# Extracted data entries
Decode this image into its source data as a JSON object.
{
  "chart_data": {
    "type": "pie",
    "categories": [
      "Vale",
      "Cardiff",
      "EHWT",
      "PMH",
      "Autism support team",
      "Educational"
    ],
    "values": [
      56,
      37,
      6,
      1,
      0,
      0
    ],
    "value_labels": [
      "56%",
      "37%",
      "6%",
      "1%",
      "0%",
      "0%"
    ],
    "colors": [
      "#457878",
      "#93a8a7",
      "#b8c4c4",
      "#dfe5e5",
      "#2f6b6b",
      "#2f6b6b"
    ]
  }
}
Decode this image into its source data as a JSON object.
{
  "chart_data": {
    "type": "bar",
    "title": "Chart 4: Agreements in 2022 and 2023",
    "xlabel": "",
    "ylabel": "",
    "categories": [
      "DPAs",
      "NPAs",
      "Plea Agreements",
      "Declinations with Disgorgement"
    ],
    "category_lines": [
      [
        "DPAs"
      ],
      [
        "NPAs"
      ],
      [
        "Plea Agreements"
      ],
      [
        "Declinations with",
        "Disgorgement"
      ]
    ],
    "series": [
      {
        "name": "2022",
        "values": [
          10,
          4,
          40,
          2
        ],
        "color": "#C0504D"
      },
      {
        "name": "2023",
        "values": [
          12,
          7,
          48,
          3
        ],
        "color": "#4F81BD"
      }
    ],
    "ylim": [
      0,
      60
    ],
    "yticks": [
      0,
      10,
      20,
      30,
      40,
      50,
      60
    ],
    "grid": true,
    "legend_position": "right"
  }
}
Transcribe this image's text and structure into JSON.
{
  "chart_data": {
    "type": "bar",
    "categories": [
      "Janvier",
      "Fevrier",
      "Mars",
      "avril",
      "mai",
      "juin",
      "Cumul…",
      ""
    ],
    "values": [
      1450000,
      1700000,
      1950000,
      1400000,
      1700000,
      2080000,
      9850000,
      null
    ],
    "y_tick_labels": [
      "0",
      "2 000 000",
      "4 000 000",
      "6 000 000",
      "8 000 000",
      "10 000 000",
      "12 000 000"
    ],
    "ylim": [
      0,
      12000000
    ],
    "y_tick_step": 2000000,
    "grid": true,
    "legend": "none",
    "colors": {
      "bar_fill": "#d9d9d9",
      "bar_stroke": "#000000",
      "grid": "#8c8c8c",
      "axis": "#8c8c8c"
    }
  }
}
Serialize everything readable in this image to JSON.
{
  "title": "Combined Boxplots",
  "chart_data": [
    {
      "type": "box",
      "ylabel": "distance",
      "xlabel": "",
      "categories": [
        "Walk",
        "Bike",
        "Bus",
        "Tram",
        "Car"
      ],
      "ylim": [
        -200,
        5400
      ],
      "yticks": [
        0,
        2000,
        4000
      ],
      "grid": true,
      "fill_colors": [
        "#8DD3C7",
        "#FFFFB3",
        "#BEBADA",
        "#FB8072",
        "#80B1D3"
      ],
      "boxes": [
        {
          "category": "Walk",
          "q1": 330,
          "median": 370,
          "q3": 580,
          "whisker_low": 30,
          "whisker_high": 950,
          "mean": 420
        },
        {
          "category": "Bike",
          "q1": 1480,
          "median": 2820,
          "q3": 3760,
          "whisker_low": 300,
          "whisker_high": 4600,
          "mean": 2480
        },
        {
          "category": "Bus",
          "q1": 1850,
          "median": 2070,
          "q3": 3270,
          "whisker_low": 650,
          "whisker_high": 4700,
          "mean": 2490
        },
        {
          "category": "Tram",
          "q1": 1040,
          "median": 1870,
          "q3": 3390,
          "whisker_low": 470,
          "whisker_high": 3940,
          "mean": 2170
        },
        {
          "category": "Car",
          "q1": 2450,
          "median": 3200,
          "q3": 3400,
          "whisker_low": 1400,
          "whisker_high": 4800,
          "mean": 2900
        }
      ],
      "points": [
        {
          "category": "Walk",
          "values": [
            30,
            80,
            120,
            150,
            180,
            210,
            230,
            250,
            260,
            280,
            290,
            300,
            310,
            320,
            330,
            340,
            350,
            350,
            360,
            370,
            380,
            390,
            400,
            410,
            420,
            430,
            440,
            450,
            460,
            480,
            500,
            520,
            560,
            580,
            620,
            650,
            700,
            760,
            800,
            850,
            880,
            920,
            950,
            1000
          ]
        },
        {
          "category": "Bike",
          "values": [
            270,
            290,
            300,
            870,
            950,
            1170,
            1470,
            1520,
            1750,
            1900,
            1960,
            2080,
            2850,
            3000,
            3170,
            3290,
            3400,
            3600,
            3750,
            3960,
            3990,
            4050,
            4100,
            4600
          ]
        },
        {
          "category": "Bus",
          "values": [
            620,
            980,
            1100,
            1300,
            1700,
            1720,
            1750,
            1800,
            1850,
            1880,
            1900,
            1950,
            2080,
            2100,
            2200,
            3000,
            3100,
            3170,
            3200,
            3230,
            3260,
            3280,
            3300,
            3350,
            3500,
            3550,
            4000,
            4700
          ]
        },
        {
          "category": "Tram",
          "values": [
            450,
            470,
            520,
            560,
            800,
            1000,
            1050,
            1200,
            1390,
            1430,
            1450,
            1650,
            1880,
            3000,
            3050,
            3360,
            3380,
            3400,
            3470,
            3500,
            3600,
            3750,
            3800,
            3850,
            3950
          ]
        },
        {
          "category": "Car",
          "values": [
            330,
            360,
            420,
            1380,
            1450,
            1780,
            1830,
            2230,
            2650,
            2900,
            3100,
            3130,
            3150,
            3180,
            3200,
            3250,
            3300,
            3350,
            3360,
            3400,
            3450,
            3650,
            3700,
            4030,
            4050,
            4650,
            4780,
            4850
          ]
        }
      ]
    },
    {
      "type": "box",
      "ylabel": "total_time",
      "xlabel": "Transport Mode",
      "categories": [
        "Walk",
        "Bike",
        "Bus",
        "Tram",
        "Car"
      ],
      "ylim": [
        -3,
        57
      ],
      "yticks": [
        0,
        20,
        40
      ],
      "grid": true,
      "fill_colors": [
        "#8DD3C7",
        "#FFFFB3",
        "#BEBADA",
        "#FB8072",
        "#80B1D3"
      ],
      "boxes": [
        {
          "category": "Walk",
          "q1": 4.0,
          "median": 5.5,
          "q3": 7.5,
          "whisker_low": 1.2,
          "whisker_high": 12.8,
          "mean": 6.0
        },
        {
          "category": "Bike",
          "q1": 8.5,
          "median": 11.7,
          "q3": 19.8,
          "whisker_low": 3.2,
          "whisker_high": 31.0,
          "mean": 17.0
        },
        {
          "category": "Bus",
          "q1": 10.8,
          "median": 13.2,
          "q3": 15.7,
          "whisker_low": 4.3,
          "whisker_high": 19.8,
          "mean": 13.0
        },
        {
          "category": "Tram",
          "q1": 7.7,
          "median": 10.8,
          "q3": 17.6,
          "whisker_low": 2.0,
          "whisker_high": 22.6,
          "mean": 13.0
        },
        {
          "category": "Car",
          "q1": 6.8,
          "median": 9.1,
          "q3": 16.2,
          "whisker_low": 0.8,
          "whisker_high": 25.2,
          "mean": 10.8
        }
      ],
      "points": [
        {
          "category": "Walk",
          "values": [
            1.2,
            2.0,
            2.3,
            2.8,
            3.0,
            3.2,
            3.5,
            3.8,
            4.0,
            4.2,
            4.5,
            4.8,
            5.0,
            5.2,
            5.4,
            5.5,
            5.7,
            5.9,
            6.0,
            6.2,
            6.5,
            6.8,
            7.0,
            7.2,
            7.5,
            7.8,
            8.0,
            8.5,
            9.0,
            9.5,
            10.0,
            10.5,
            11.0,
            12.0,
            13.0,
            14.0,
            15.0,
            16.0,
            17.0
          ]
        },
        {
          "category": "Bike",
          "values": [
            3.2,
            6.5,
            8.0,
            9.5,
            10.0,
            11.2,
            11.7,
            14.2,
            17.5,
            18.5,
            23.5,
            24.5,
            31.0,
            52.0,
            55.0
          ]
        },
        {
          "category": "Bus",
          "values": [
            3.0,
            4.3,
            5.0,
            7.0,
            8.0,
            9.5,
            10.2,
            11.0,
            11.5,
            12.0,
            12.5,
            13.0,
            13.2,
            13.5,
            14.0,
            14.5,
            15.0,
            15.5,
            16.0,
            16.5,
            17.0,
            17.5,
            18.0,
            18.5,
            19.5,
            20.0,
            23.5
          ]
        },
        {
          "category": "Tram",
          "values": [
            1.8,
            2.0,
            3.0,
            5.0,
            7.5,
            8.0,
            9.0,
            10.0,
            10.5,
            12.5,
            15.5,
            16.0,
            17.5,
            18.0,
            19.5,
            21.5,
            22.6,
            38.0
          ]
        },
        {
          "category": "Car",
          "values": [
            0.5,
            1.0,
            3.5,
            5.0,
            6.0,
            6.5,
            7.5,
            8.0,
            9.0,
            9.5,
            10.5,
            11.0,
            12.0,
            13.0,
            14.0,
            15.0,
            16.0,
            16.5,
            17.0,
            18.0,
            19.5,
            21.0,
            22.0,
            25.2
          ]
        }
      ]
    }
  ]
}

# Work instructions
Copy every line in the records above that contains the word "with".

# Exercise response
      "Declinations with Disgorgement"
        "Declinations with",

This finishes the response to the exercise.